The exercise:
Give the number of lines in the data that hold the word "BIẾN", and nothing else.

Raw records:
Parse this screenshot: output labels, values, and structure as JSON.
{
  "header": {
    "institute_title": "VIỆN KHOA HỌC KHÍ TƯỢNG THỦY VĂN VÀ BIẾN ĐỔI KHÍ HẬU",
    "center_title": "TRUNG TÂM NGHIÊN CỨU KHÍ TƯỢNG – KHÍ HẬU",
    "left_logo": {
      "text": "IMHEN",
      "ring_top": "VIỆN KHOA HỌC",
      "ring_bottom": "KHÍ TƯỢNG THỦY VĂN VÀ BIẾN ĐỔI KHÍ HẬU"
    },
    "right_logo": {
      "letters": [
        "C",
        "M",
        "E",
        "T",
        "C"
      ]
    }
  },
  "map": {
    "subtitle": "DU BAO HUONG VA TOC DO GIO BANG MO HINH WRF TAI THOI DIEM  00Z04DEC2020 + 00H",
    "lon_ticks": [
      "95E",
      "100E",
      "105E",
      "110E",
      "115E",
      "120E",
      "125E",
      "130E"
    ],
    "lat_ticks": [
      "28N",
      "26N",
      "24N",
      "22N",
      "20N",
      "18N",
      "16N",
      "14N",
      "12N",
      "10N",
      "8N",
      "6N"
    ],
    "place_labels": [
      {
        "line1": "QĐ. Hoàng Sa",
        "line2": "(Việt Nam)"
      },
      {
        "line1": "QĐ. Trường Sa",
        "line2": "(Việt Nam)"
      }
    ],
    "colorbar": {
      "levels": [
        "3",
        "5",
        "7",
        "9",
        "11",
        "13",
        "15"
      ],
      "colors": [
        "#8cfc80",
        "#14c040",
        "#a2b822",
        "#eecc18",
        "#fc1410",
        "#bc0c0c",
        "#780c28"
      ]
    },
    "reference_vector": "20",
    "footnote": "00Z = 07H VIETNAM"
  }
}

Response to the exercise:
2